- _Text segment_:

********************

My computer takes ten minutes to boot up. It must have a virus or something. It needs to be completely restored. System Restore closes about one quarter of the way through. How much will it cost to restore the computer?
The Cost of Restoring a Computer to Factory Condition
Here at Filetonic.com, we don't offer hands-on technical support or actual repairs, so I can't give you an estimate. As far as cost in general, it's hard to say. Your local computer shop may charge by the hour or have fixed prices for specific services. In addition to paying for a computer technician to perform the repair, you may need to pay for a recovery disc if your computer does not currently have one. If data recovery is needed in order to retrieve data on your computer, that will add to the cost as well.
Do-It-Yourself Computer Restoration
If you have the original CDs that came with your system, restoring your computer to its factory original condition is fairly simple. Really, it's a matter of inserting the CD and following the prompts. Of course, since it restores the PC to its original condition, it's going to wipe away all of your data and any software or devices you have installed since you first purchased the computer. Since your computer does function, albeit slowly, you have a huge advantage in that you can copy your data files to a USB drive, CD-ROM disc, or some other backup media. After restoring your computer, you can then copy your data back onto the system.

********************

- _Dataset records_:
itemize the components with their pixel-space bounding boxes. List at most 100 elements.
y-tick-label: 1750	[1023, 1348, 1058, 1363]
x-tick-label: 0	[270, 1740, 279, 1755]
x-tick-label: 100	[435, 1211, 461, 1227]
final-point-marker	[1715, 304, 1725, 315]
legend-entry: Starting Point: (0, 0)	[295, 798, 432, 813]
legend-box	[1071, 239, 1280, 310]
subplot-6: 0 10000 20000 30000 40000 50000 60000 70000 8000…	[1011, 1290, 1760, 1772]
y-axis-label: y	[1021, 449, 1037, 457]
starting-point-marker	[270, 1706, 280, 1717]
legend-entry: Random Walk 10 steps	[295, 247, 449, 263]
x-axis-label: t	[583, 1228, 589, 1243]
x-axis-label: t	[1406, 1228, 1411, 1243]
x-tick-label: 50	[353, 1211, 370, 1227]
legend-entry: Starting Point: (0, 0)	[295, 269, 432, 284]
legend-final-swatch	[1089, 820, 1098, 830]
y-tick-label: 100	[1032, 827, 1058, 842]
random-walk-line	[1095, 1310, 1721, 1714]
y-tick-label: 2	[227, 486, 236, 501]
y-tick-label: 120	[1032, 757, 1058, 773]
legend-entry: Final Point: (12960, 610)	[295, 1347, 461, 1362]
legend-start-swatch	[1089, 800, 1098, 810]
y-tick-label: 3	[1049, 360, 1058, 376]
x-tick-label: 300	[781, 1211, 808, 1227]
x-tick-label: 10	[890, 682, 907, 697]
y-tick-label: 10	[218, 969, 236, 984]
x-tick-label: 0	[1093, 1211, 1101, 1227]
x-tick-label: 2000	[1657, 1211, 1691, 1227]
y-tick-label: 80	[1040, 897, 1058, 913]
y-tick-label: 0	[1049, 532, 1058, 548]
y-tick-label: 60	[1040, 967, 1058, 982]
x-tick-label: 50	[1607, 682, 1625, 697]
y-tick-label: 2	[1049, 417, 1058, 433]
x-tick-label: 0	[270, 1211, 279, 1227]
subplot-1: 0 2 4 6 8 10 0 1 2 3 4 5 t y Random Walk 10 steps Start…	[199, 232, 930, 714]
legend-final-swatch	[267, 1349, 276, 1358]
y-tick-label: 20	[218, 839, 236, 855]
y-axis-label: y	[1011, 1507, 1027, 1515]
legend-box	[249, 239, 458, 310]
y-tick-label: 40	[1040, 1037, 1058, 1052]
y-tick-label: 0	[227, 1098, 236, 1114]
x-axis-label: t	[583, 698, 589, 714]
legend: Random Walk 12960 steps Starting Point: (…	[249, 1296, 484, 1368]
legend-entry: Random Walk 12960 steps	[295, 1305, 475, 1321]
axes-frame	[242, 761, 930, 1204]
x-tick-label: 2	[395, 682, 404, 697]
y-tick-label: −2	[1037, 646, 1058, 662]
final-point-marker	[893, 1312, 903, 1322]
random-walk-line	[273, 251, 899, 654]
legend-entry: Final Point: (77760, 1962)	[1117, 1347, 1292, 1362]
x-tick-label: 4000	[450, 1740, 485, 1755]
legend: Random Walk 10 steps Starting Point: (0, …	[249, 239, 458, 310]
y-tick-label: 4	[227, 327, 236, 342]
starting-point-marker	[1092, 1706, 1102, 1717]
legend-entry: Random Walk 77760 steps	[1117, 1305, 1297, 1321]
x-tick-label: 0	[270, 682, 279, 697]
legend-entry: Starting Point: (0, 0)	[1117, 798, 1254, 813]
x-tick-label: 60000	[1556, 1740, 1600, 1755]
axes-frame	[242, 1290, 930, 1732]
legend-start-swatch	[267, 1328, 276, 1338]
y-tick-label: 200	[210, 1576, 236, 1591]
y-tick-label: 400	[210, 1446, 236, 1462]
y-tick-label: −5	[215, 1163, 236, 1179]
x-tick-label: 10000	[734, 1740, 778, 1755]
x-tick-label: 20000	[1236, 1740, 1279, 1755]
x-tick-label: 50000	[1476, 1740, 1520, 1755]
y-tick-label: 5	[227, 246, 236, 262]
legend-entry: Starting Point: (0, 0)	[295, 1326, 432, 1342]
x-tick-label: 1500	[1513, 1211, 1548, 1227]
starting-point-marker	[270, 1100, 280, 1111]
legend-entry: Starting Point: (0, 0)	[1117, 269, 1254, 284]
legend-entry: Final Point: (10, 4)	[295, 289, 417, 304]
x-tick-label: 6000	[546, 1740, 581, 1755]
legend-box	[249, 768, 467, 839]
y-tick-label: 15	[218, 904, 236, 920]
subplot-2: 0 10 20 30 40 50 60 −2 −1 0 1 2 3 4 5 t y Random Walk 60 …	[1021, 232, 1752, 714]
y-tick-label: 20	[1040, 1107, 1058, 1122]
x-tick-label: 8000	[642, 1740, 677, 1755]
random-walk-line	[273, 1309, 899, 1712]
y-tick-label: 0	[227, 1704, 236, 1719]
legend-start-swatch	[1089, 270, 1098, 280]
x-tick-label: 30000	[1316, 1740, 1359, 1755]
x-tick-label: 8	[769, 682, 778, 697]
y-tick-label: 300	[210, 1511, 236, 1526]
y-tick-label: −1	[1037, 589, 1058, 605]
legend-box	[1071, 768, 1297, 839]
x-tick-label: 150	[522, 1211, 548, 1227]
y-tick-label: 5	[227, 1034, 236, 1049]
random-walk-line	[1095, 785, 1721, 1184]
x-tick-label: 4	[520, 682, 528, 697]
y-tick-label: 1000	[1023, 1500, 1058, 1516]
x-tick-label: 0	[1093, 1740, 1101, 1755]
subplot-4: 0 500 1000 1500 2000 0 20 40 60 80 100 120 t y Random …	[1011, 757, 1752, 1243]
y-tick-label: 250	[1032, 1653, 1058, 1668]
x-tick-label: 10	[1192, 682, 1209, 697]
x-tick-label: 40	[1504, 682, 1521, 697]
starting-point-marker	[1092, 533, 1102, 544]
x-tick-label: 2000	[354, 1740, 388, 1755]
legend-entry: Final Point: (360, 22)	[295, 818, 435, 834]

********************

- _Prompt 1_:
Can you quote the passage of the computer restoration article that starts at the words "My computer takes" and ends with "cost as well."?
- _Prompt 2_:
How would the computer restoration article go on after its final sentence? Write the next part.

- _Response area 1_:
My computer takes ten minutes to boot up. It must have a virus or something. It needs to be completely restored. System Restore closes about one quarter of the way through. How much will it cost to restore the computer?
The Cost of Restoring a Computer to Factory Condition
Here at Filetonic.com, we don't offer hands-on technical support or actual repairs, so I can't give you an estimate. As far as cost in general, it's hard to say. Your local computer shop may charge by the hour or have fixed prices for specific services. In addition to paying for a computer technician to perform the repair, you may need to pay for a recovery disc if your computer does not currently have one. If data recovery is needed in order to retrieve data on your computer, that will add to the cost as well.

- _Response area 2_:
Reinstalling Software and Hardware
You will also need to reinstall all software and hardware devices that didn't come with the system from the factory. Hopefully, you have the original installation discs for these items. If you purchased and downloaded software online, before you restore the computer, write down the product numbers, license numbers, or serial numbers related to the purchase. This information is usually found in the About tab of the software. You may need to contact the vendor to re-download the software. If the software is older, the program may no longer be available, so be aware of that possibility.
Whether you restore the PC yourself or have a computer repair shop do it, you'll still face these data and software reinstallation issues, so do as much as you can before the restoration to make the reinstallation process as smooth as possible.
Alternatives to Computer Restoration
Because of the hassle factor, consider other options before resorting to a full restoration. Again, go ahead and backup your data as anything could happen and you'll want to ensure that your data is safe. Since you suspect a virus, removing the virus could very well solve your problem once and for all without the hassles of a factory reset. Consider investing in a comprehensive antivirus/antispyware solution and thoroughly cleaning your computer. Several good free programs exist as well as excellent commercial products. We recommend:
- Microsoft Security Essentials (free)
- MalwareBytes (free and commercial versions)
- ParetoLogic AntiVirus Plus (free trial, reasonably priced commercial version)
- Trend Micro Free HouseCall (online scan)
Another option to consider is launching System Restore while in Safe Mode from a command prompt. This may or may not work. However, since Safe Mode launches the bare minimum of processes, this may be enough to eliminate the interference that's disrupting System Restore right now.
Hopefully, a virus cleaner or system restore from Safe Mode will do the trick. If not, check with your local computer repair shop or a service like the Best Buy Geek Squad for a quote on recovering your system.